Problem requirements: Pick out the lines containing "value".

┄┄┄┄┄┄┄┄┄┄┄┄┄┄┄┄┄┄┄┄

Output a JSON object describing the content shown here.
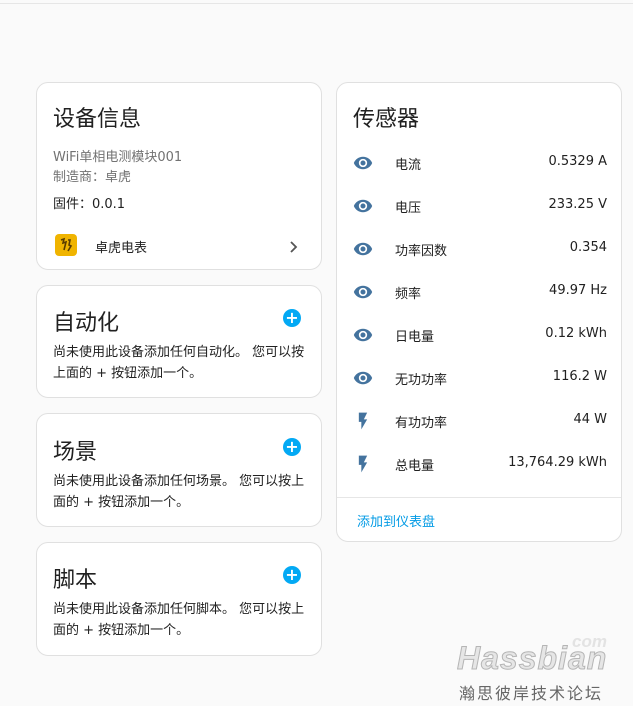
{
  "device_info": {
    "title": "设备信息",
    "model": "WiFi单相电测模块001",
    "manufacturer": "制造商：卓虎",
    "firmware": "固件：0.0.1",
    "integration_label": "卓虎电表"
  },
  "automation": {
    "title": "自动化",
    "line1": "尚未使用此设备添加任何自动化。 您可以按",
    "line2": "上面的 + 按钮添加一个。"
  },
  "scene": {
    "title": "场景",
    "line1": "尚未使用此设备添加任何场景。 您可以按上",
    "line2": "面的 + 按钮添加一个。"
  },
  "script": {
    "title": "脚本",
    "line1": "尚未使用此设备添加任何脚本。 您可以按上",
    "line2": "面的 + 按钮添加一个。"
  },
  "sensors": {
    "title": "传感器",
    "items": [
      {
        "icon": "eye-icon",
        "name": "电流",
        "value": "0.5329 A"
      },
      {
        "icon": "eye-icon",
        "name": "电压",
        "value": "233.25 V"
      },
      {
        "icon": "eye-icon",
        "name": "功率因数",
        "value": "0.354"
      },
      {
        "icon": "eye-icon",
        "name": "频率",
        "value": "49.97 Hz"
      },
      {
        "icon": "eye-icon",
        "name": "日电量",
        "value": "0.12 kWh"
      },
      {
        "icon": "eye-icon",
        "name": "无功功率",
        "value": "116.2 W"
      },
      {
        "icon": "flash-icon",
        "name": "有功功率",
        "value": "44 W"
      },
      {
        "icon": "flash-icon",
        "name": "总电量",
        "value": "13,764.29 kWh"
      }
    ],
    "add_to_dashboard": "添加到仪表盘"
  },
  "watermark": {
    "brand": "Hassbian",
    "tld": "com",
    "slogan": "瀚思彼岸技术论坛"
  },
  "colors": {
    "accent": "#03a9f4",
    "icon": "#44739e",
    "link": "#039be5",
    "badge": "#f0b400"
  }
}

┄┄┄┄┄┄┄┄┄┄┄┄┄┄┄┄┄┄┄┄

Result:
        "value": "0.5329 A"
        "value": "233.25 V"
        "value": "0.354"
        "value": "49.97 Hz"
        "value": "0.12 kWh"
        "value": "116.2 W"
        "value": "44 W"
        "value": "13,764.29 kWh"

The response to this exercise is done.